(Data items)
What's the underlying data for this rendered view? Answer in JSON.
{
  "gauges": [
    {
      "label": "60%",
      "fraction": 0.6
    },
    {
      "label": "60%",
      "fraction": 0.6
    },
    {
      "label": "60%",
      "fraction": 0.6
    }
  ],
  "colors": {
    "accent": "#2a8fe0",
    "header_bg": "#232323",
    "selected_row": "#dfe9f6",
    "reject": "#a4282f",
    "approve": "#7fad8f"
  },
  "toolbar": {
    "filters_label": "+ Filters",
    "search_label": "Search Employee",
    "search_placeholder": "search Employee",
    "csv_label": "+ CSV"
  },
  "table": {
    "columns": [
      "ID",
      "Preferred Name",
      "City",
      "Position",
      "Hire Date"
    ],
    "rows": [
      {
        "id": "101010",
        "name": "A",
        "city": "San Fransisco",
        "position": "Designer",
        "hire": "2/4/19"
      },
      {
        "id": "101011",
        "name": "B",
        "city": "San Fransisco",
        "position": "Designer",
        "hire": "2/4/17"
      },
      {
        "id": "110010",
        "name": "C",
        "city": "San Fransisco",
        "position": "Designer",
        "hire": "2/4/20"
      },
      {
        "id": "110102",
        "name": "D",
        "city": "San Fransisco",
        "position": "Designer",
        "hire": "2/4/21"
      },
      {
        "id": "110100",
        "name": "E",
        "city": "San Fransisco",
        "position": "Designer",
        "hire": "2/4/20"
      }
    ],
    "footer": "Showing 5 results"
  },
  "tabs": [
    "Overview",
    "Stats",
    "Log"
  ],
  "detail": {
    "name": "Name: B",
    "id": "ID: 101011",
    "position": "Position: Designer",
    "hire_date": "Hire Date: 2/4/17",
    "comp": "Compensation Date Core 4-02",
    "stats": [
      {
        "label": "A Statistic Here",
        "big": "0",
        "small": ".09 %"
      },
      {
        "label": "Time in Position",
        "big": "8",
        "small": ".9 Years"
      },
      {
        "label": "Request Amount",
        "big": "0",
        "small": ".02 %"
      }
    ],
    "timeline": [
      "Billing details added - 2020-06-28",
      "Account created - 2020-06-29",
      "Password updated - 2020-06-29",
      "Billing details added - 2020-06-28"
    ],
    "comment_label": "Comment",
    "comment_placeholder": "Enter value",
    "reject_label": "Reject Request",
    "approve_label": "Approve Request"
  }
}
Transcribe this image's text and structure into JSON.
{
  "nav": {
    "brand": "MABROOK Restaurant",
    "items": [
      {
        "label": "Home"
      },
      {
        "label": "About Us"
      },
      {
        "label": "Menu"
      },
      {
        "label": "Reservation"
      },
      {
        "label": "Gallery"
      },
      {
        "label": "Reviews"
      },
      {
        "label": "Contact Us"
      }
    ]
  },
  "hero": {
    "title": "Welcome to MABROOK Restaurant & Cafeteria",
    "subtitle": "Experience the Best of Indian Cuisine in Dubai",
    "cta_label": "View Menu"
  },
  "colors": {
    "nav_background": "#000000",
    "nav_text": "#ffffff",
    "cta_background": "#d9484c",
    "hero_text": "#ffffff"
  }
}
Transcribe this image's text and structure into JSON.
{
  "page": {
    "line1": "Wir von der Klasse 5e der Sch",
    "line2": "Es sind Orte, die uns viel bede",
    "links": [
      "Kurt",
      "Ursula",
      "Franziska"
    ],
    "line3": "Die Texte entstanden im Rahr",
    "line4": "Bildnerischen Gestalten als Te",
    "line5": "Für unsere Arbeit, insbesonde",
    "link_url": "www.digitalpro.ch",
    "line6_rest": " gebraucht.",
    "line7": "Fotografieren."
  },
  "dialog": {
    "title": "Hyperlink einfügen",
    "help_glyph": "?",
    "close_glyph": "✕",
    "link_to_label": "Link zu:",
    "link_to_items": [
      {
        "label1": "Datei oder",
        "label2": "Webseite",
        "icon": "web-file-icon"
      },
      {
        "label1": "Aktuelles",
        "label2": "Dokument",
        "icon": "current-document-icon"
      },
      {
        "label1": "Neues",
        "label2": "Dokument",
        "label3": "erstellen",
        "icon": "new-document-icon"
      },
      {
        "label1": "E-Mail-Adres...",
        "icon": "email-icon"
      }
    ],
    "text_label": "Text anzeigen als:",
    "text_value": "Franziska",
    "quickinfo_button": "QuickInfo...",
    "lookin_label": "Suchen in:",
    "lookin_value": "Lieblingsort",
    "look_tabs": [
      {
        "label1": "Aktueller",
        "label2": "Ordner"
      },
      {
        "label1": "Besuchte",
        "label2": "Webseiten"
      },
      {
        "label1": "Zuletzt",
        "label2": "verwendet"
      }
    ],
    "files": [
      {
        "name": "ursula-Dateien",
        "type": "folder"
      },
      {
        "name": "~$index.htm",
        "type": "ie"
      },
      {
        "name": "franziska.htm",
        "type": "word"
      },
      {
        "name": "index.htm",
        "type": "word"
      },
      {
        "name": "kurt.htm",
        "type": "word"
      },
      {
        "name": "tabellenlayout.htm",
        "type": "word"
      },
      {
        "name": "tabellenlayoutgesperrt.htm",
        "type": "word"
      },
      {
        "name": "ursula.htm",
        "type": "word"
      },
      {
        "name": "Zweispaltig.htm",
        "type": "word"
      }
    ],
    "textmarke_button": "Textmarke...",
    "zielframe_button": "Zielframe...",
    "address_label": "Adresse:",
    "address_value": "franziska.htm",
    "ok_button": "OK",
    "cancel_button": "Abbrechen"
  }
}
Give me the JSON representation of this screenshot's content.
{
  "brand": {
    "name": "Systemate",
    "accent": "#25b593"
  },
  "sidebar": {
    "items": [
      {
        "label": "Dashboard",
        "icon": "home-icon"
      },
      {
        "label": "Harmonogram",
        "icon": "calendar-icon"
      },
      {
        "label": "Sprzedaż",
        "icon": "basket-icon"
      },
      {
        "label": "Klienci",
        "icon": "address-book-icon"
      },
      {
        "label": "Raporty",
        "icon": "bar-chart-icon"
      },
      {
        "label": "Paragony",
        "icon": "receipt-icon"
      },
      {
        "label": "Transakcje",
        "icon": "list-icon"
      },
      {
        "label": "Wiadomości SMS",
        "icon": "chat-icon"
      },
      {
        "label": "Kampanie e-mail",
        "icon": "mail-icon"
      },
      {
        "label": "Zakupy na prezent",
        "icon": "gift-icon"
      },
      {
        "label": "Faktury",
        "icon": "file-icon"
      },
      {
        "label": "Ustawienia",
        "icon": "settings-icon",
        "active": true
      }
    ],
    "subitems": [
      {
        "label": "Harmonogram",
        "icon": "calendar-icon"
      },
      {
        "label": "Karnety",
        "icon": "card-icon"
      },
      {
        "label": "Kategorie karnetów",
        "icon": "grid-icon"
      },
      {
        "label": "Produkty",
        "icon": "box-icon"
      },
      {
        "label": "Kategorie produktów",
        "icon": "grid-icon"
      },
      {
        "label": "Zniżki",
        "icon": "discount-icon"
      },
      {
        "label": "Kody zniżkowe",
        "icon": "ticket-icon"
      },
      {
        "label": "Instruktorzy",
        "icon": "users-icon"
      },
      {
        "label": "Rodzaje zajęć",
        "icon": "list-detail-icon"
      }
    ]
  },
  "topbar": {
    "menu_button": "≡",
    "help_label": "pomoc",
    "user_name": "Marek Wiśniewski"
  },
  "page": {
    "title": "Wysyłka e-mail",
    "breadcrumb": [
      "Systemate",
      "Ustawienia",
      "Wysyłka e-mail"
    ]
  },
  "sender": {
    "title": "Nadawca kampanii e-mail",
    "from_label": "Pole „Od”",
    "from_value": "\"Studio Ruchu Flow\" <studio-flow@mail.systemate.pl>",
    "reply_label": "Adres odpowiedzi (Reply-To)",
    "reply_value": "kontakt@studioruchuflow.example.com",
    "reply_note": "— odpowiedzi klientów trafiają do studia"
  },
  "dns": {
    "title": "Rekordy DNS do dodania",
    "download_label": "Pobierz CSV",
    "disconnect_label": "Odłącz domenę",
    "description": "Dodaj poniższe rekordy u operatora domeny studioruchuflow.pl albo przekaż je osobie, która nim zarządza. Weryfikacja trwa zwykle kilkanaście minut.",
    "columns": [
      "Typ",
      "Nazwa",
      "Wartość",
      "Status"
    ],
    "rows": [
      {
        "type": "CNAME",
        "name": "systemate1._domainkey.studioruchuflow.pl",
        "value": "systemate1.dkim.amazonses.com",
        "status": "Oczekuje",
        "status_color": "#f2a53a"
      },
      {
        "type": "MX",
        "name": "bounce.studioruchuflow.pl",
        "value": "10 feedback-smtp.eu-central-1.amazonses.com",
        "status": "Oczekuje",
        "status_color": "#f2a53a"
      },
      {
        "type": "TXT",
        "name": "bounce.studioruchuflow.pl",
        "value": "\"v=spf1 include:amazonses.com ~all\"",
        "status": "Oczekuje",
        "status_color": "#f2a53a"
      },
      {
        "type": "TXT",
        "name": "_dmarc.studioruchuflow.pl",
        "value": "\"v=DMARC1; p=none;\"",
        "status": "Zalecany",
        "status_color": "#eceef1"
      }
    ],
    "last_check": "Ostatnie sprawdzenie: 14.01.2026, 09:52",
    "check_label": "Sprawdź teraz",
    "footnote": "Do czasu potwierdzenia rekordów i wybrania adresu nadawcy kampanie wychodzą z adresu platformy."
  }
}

- _Written instruction_
Copy out all lines above that include the string "odpowiedzi".

- _Exercise result_
    "reply_label": "Adres odpowiedzi (Reply-To)",
    "reply_note": "— odpowiedzi klientów trafiają do studia"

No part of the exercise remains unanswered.